■ WHAT YOU HAVE TO DO:
Will you transcribe the entries that follow, exactly and in full?

■ SUPPLIED ENTRIES:
+ + + + + + +

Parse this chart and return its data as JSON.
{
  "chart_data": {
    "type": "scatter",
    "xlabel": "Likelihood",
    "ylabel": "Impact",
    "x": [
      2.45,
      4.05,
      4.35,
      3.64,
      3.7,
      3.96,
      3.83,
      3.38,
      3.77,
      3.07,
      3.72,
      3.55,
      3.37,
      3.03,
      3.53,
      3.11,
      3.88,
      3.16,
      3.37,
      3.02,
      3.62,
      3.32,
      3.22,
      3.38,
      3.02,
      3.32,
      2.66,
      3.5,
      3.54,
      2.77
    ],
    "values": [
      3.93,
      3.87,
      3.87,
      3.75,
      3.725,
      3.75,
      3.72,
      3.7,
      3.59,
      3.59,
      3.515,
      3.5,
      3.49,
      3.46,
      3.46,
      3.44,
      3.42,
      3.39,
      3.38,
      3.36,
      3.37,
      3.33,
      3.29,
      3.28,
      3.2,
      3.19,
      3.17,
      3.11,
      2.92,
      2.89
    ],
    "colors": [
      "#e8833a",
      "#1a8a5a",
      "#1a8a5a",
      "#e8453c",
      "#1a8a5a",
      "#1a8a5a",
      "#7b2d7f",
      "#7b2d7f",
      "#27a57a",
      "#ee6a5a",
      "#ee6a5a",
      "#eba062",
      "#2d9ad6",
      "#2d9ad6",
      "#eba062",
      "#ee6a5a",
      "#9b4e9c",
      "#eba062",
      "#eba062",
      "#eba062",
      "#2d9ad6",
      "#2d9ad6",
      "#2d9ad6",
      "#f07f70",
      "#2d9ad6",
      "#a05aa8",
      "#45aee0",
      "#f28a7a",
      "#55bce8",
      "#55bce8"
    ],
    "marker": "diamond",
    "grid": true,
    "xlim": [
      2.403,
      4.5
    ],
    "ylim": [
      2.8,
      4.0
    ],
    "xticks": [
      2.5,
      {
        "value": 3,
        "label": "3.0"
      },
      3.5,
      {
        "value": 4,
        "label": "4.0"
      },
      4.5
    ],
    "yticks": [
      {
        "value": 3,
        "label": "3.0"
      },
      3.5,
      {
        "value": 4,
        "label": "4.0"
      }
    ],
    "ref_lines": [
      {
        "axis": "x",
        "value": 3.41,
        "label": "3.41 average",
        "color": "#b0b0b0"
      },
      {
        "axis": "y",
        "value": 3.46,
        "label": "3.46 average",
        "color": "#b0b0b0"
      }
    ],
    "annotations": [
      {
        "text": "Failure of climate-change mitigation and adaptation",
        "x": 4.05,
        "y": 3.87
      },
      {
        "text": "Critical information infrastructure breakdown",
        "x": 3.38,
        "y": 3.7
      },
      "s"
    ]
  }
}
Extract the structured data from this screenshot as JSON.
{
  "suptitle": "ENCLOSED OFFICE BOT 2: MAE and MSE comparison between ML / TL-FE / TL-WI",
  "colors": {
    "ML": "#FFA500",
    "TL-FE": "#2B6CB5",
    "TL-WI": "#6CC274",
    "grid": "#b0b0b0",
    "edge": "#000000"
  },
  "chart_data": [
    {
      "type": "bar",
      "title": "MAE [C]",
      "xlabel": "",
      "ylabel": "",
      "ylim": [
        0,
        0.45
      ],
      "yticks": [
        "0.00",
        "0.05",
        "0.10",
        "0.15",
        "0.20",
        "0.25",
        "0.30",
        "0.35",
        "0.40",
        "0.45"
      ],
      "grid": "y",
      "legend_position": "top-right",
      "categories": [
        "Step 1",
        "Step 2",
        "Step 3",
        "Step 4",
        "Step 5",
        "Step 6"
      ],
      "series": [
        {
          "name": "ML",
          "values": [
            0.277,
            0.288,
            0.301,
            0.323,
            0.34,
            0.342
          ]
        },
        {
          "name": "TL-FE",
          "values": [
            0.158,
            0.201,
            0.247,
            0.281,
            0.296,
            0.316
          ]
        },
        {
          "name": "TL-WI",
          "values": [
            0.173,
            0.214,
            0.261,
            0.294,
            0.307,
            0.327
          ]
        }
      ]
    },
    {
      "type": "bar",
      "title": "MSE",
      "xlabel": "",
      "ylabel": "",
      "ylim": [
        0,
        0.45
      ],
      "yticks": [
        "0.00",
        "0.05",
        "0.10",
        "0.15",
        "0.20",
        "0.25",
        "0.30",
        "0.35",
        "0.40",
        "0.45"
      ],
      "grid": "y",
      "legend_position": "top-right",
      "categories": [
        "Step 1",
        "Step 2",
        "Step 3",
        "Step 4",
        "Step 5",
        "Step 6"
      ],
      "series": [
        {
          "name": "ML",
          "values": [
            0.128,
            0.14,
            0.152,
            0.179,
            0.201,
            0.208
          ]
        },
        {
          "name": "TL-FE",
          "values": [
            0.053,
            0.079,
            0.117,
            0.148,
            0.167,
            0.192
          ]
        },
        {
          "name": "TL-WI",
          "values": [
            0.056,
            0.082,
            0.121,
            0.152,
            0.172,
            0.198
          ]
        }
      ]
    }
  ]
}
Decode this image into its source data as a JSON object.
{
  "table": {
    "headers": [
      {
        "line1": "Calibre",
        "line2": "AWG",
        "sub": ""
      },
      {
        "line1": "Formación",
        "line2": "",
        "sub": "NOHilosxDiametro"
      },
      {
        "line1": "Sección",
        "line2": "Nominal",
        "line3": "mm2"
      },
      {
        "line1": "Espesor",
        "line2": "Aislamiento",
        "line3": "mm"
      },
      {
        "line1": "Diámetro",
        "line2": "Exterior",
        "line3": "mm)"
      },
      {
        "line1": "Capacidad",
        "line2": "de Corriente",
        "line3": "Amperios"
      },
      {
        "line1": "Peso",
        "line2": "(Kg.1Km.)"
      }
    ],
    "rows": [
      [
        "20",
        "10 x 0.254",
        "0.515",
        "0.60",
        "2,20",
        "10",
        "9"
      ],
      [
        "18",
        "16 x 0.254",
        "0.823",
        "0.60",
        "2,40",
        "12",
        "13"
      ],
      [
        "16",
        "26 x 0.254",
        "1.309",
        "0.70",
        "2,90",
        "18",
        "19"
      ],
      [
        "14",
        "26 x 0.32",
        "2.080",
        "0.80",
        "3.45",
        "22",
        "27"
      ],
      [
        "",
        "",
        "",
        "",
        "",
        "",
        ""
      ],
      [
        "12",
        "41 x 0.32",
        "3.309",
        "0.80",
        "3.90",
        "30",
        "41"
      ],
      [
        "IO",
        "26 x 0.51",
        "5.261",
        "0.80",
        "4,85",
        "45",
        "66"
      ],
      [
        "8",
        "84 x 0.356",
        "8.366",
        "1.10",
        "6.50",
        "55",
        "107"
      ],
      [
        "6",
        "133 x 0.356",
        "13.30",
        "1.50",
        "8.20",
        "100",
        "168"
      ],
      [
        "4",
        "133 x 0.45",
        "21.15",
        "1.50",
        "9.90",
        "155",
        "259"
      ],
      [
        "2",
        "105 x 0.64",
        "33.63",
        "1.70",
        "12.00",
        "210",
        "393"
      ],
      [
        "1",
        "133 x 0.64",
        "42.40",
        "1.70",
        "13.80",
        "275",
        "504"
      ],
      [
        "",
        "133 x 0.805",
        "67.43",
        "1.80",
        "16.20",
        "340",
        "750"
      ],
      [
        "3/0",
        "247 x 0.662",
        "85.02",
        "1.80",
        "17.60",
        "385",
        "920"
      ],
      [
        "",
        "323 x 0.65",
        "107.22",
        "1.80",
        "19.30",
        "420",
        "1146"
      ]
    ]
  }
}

+ + + + + + +

■ FULL ANSWER:
Parse this chart and return its data as JSON.
{
  "chart_data": {
    "type": "scatter",
    "xlabel": "Likelihood",
    "ylabel": "Impact",
    "x": [
      2.45,
      4.05,
      4.35,
      3.64,
      3.7,
      3.96,
      3.83,
      3.38,
      3.77,
      3.07,
      3.72,
      3.55,
      3.37,
      3.03,
      3.53,
      3.11,
      3.88,
      3.16,
      3.37,
      3.02,
      3.62,
      3.32,
      3.22,
      3.38,
      3.02,
      3.32,
      2.66,
      3.5,
      3.54,
      2.77
    ],
    "values": [
      3.93,
      3.87,
      3.87,
      3.75,
      3.725,
      3.75,
      3.72,
      3.7,
      3.59,
      3.59,
      3.515,
      3.5,
      3.49,
      3.46,
      3.46,
      3.44,
      3.42,
      3.39,
      3.38,
      3.36,
      3.37,
      3.33,
      3.29,
      3.28,
      3.2,
      3.19,
      3.17,
      3.11,
      2.92,
      2.89
    ],
    "colors": [
      "#e8833a",
      "#1a8a5a",
      "#1a8a5a",
      "#e8453c",
      "#1a8a5a",
      "#1a8a5a",
      "#7b2d7f",
      "#7b2d7f",
      "#27a57a",
      "#ee6a5a",
      "#ee6a5a",
      "#eba062",
      "#2d9ad6",
      "#2d9ad6",
      "#eba062",
      "#ee6a5a",
      "#9b4e9c",
      "#eba062",
      "#eba062",
      "#eba062",
      "#2d9ad6",
      "#2d9ad6",
      "#2d9ad6",
      "#f07f70",
      "#2d9ad6",
      "#a05aa8",
      "#45aee0",
      "#f28a7a",
      "#55bce8",
      "#55bce8"
    ],
    "marker": "diamond",
    "grid": true,
    "xlim": [
      2.403,
      4.5
    ],
    "ylim": [
      2.8,
      4.0
    ],
    "xticks": [
      2.5,
      {
        "value": 3,
        "label": "3.0"
      },
      3.5,
      {
        "value": 4,
        "label": "4.0"
      },
      4.5
    ],
    "yticks": [
      {
        "value": 3,
        "label": "3.0"
      },
      3.5,
      {
        "value": 4,
        "label": "4.0"
      }
    ],
    "ref_lines": [
      {
        "axis": "x",
        "value": 3.41,
        "label": "3.41 average",
        "color": "#b0b0b0"
      },
      {
        "axis": "y",
        "value": 3.46,
        "label": "3.46 average",
        "color": "#b0b0b0"
      }
    ],
    "annotations": [
      {
        "text": "Failure of climate-change mitigation and adaptation",
        "x": 4.05,
        "y": 3.87
      },
      {
        "text": "Critical information infrastructure breakdown",
        "x": 3.38,
        "y": 3.7
      },
      "s"
    ]
  }
}
Extract the structured data from this screenshot as JSON.
{
  "suptitle": "ENCLOSED OFFICE BOT 2: MAE and MSE comparison between ML / TL-FE / TL-WI",
  "colors": {
    "ML": "#FFA500",
    "TL-FE": "#2B6CB5",
    "TL-WI": "#6CC274",
    "grid": "#b0b0b0",
    "edge": "#000000"
  },
  "chart_data": [
    {
      "type": "bar",
      "title": "MAE [C]",
      "xlabel": "",
      "ylabel": "",
      "ylim": [
        0,
        0.45
      ],
      "yticks": [
        "0.00",
        "0.05",
        "0.10",
        "0.15",
        "0.20",
        "0.25",
        "0.30",
        "0.35",
        "0.40",
        "0.45"
      ],
      "grid": "y",
      "legend_position": "top-right",
      "categories": [
        "Step 1",
        "Step 2",
        "Step 3",
        "Step 4",
        "Step 5",
        "Step 6"
      ],
      "series": [
        {
          "name": "ML",
          "values": [
            0.277,
            0.288,
            0.301,
            0.323,
            0.34,
            0.342
          ]
        },
        {
          "name": "TL-FE",
          "values": [
            0.158,
            0.201,
            0.247,
            0.281,
            0.296,
            0.316
          ]
        },
        {
          "name": "TL-WI",
          "values": [
            0.173,
            0.214,
            0.261,
            0.294,
            0.307,
            0.327
          ]
        }
      ]
    },
    {
      "type": "bar",
      "title": "MSE",
      "xlabel": "",
      "ylabel": "",
      "ylim": [
        0,
        0.45
      ],
      "yticks": [
        "0.00",
        "0.05",
        "0.10",
        "0.15",
        "0.20",
        "0.25",
        "0.30",
        "0.35",
        "0.40",
        "0.45"
      ],
      "grid": "y",
      "legend_position": "top-right",
      "categories": [
        "Step 1",
        "Step 2",
        "Step 3",
        "Step 4",
        "Step 5",
        "Step 6"
      ],
      "series": [
        {
          "name": "ML",
          "values": [
            0.128,
            0.14,
            0.152,
            0.179,
            0.201,
            0.208
          ]
        },
        {
          "name": "TL-FE",
          "values": [
            0.053,
            0.079,
            0.117,
            0.148,
            0.167,
            0.192
          ]
        },
        {
          "name": "TL-WI",
          "values": [
            0.056,
            0.082,
            0.121,
            0.152,
            0.172,
            0.198
          ]
        }
      ]
    }
  ]
}
Decode this image into its source data as a JSON object.
{
  "table": {
    "headers": [
      {
        "line1": "Calibre",
        "line2": "AWG",
        "sub": ""
      },
      {
        "line1": "Formación",
        "line2": "",
        "sub": "NOHilosxDiametro"
      },
      {
        "line1": "Sección",
        "line2": "Nominal",
        "line3": "mm2"
      },
      {
        "line1": "Espesor",
        "line2": "Aislamiento",
        "line3": "mm"
      },
      {
        "line1": "Diámetro",
        "line2": "Exterior",
        "line3": "mm)"
      },
      {
        "line1": "Capacidad",
        "line2": "de Corriente",
        "line3": "Amperios"
      },
      {
        "line1": "Peso",
        "line2": "(Kg.1Km.)"
      }
    ],
    "rows": [
      [
        "20",
        "10 x 0.254",
        "0.515",
        "0.60",
        "2,20",
        "10",
        "9"
      ],
      [
        "18",
        "16 x 0.254",
        "0.823",
        "0.60",
        "2,40",
        "12",
        "13"
      ],
      [
        "16",
        "26 x 0.254",
        "1.309",
        "0.70",
        "2,90",
        "18",
        "19"
      ],
      [
        "14",
        "26 x 0.32",
        "2.080",
        "0.80",
        "3.45",
        "22",
        "27"
      ],
      [
        "",
        "",
        "",
        "",
        "",
        "",
        ""
      ],
      [
        "12",
        "41 x 0.32",
        "3.309",
        "0.80",
        "3.90",
        "30",
        "41"
      ],
      [
        "IO",
        "26 x 0.51",
        "5.261",
        "0.80",
        "4,85",
        "45",
        "66"
      ],
      [
        "8",
        "84 x 0.356",
        "8.366",
        "1.10",
        "6.50",
        "55",
        "107"
      ],
      [
        "6",
        "133 x 0.356",
        "13.30",
        "1.50",
        "8.20",
        "100",
        "168"
      ],
      [
        "4",
        "133 x 0.45",
        "21.15",
        "1.50",
        "9.90",
        "155",
        "259"
      ],
      [
        "2",
        "105 x 0.64",
        "33.63",
        "1.70",
        "12.00",
        "210",
        "393"
      ],
      [
        "1",
        "133 x 0.64",
        "42.40",
        "1.70",
        "13.80",
        "275",
        "504"
      ],
      [
        "",
        "133 x 0.805",
        "67.43",
        "1.80",
        "16.20",
        "340",
        "750"
      ],
      [
        "3/0",
        "247 x 0.662",
        "85.02",
        "1.80",
        "17.60",
        "385",
        "920"
      ],
      [
        "",
        "323 x 0.65",
        "107.22",
        "1.80",
        "19.30",
        "420",
        "1146"
      ]
    ]
  }
}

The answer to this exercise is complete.